### Exercise prompt
Please count the lines below that contain the string "handle", and reply with that number alone.

### Data shown
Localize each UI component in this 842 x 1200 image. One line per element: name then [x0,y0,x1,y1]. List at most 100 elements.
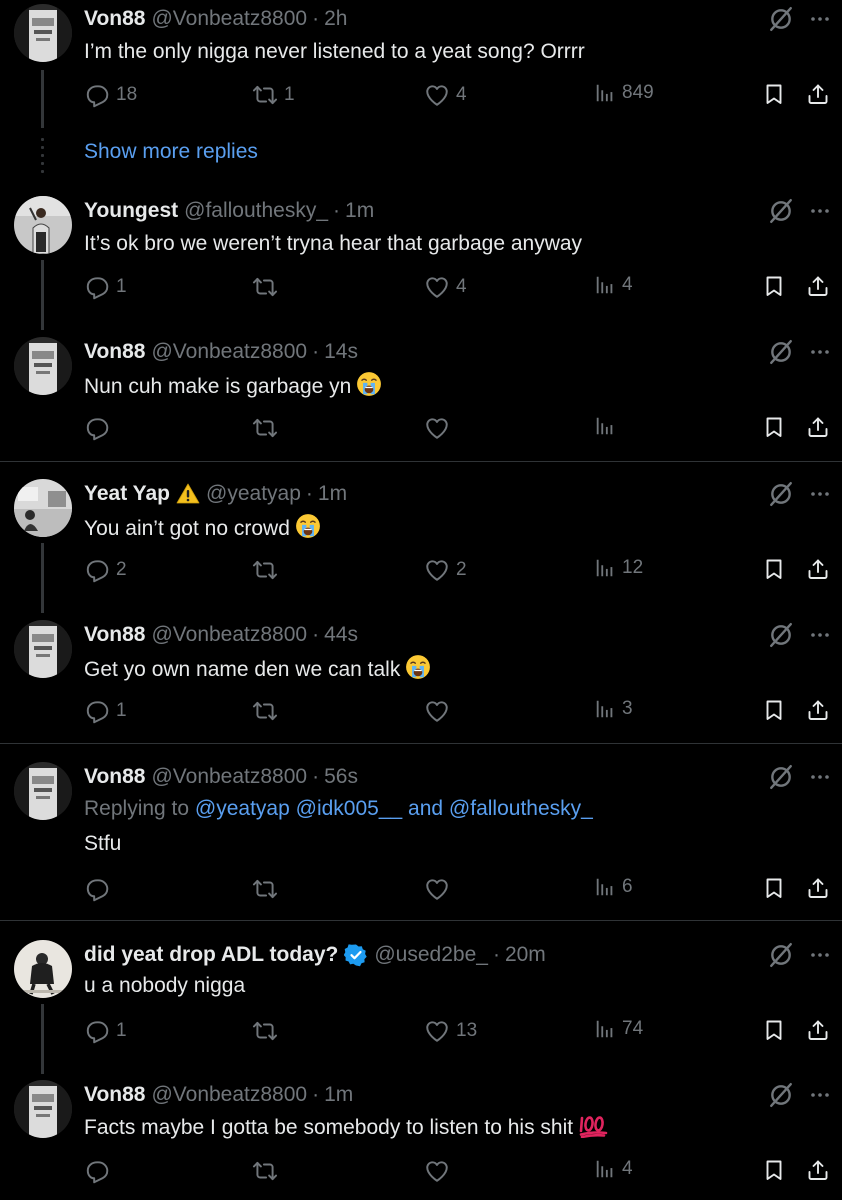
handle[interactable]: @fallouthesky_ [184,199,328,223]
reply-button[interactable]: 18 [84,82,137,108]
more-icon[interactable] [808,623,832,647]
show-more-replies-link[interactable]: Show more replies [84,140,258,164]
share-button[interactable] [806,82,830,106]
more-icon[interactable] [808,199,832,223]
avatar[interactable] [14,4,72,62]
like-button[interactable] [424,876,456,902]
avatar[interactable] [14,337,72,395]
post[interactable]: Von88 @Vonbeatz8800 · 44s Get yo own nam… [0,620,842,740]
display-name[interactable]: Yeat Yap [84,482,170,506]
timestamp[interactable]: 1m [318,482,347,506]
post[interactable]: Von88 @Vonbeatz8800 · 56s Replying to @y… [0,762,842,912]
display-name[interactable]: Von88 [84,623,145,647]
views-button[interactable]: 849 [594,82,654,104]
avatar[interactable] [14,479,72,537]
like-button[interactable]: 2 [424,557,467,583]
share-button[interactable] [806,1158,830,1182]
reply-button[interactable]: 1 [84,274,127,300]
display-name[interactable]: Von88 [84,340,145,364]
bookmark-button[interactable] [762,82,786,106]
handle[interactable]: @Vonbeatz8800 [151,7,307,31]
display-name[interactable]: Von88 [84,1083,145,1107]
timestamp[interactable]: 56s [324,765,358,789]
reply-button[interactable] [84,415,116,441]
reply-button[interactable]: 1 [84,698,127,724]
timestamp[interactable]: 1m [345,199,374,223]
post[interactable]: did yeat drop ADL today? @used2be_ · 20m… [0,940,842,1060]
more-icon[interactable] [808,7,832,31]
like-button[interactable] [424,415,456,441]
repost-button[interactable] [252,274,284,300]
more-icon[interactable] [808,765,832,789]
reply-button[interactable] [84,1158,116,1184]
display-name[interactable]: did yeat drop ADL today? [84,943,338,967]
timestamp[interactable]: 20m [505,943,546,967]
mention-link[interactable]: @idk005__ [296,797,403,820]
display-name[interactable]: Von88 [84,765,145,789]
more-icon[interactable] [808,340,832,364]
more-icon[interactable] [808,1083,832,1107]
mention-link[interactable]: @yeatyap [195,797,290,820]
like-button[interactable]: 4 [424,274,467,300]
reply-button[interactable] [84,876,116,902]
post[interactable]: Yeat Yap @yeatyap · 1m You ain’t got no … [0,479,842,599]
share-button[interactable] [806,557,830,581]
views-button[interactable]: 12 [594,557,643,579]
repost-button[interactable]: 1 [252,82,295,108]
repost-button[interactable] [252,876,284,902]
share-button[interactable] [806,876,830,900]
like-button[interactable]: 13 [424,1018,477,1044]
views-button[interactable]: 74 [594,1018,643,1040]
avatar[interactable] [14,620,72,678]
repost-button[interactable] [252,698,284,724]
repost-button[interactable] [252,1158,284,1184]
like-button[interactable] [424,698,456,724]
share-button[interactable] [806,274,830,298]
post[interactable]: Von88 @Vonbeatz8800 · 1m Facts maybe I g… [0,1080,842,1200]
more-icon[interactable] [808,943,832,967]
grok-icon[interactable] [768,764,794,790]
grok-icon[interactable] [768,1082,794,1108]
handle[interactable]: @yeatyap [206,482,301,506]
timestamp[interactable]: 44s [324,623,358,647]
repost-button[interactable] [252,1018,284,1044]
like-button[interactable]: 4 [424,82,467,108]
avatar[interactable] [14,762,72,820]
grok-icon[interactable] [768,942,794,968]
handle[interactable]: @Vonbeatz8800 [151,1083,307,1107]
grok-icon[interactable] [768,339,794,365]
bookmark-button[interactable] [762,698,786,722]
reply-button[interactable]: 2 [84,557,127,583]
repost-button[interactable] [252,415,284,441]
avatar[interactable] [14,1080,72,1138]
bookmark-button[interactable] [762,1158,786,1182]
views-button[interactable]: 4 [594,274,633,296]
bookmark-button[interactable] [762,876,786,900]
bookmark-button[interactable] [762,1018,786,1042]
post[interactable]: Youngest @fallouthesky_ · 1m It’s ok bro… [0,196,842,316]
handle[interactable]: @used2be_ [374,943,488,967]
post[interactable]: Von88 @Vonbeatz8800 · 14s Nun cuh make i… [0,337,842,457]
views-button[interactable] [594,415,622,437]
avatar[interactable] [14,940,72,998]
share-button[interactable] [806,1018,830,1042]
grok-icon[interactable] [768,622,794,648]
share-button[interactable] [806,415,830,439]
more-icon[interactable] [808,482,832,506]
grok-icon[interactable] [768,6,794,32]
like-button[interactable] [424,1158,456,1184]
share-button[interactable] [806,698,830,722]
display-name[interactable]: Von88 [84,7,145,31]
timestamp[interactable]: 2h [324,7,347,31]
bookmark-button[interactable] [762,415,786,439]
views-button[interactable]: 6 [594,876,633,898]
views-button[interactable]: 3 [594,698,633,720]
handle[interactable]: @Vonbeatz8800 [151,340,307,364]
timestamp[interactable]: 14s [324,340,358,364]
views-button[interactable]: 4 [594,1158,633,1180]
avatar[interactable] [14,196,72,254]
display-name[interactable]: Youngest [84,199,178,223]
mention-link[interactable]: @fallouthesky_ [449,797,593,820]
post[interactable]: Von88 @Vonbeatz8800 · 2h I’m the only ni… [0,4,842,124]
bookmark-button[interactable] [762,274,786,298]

### Task answer
6